In [1]:
from Todd import MahalanobisFilter, extract_embeddings
import torch
from torch.utils.data import Dataset, DataLoader

from transformers import AutoModelForSeq2SeqLM, AutoTokenizer
from toddbenchmark.generation_data import prep_dataset, prep_model, GenerationDataset
from datasets import load_dataset


In [2]:
%load_ext autoreload
%autoreload 2


In [3]:
model, tokenizer = prep_model("Helsinki-NLP/opus-mt-de-en")




## Load and prep dataset using ToddBenchmark

In [4]:

in_dataset = prep_dataset("wmt16", "de-en", tokenizer=tokenizer)
out_dataset = prep_dataset("wmt16", "ro-en", tokenizer=tokenizer)

# For the sake of this example we only use 100 samples to keep things quick!
in_val = in_dataset[1][:1000]
in_test = in_dataset[2][:100]
out_test = out_dataset[2][:100]

del in_dataset
del out_dataset


Downloading readme:   0%|          | 0.00/9.21k [00:00<?, ?B/s]

Found cached dataset wmt16 (/home/mdarrin/.cache/huggingface/datasets/wmt16/de-en/1.0.0/746749a11d25c02058042da7502d973ff410e73457f3d305fc1177dc0e8c4227)


  0%|          | 0/3 [00:00<?, ?it/s]

Found cached dataset wmt16 (/home/mdarrin/.cache/huggingface/datasets/wmt16/ro-en/1.0.0/746749a11d25c02058042da7502d973ff410e73457f3d305fc1177dc0e8c4227)


  0%|          | 0/3 [00:00<?, ?it/s]

In [5]:
# Make dataloader
in_val_loader = DataLoader(in_val, shuffle=False, batch_size=4)
in_test_loader = DataLoader(in_test, shuffle=False, batch_size=4)
out_test_loader = DataLoader(out_test, shuffle=False, batch_size=4)


## Feature based filters

### Extracting reference data to fit the detectors

In [6]:
# We work here in a case where the classes do not matter
# So we can skip retrieving them and the only class key will be 0
# It would be different in a classification problem with enough data we would have a reference per class
ref_embeddings, _ = extract_embeddings(model, tokenizer, in_val_loader, layers=[6])

DATA PROVIDED:
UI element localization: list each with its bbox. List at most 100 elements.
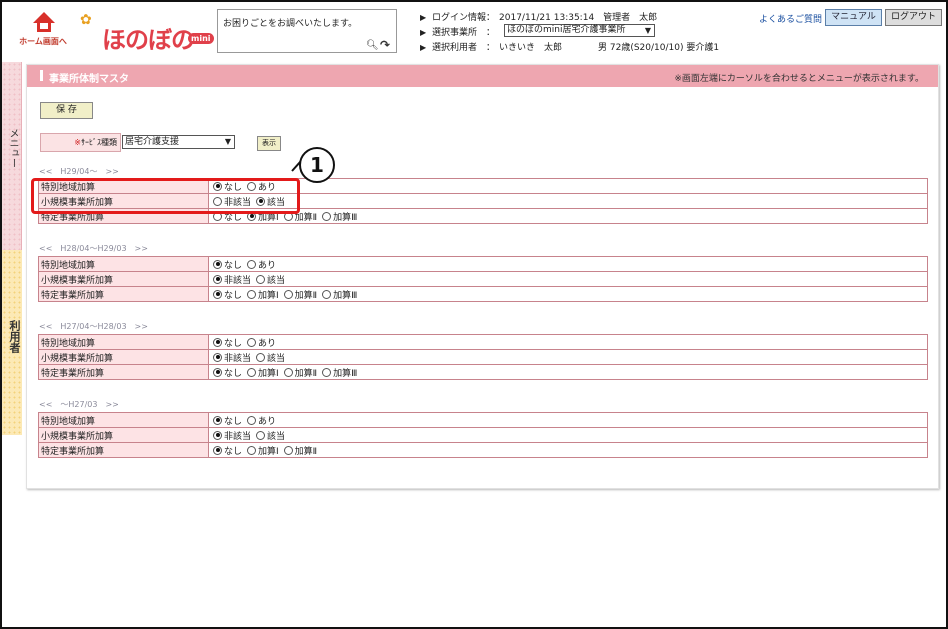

TASKS AND EXERCISES:
A: Answer these questions using the notebook:
(i) What model name is passed to prep_model?
(ii) What batch size do the dataloaders use?
(iii) What value is given for the layers argument when extract_embeddings is called?
B: Pull out the part of the notebook from "## Load and" to "keep things quick!", word for word.

PER-TASK ANSWERS:
A:
(i) "Helsinki-NLP/opus-mt-de-en"
(ii) 4
(iii) [6]

B:
## Load and prep dataset using ToddBenchmark

In [4]:

in_dataset = prep_dataset("wmt16", "de-en", tokenizer=tokenizer)
out_dataset = prep_dataset("wmt16", "ro-en", tokenizer=tokenizer)

# For the sake of this example we only use 100 samples to keep things quick!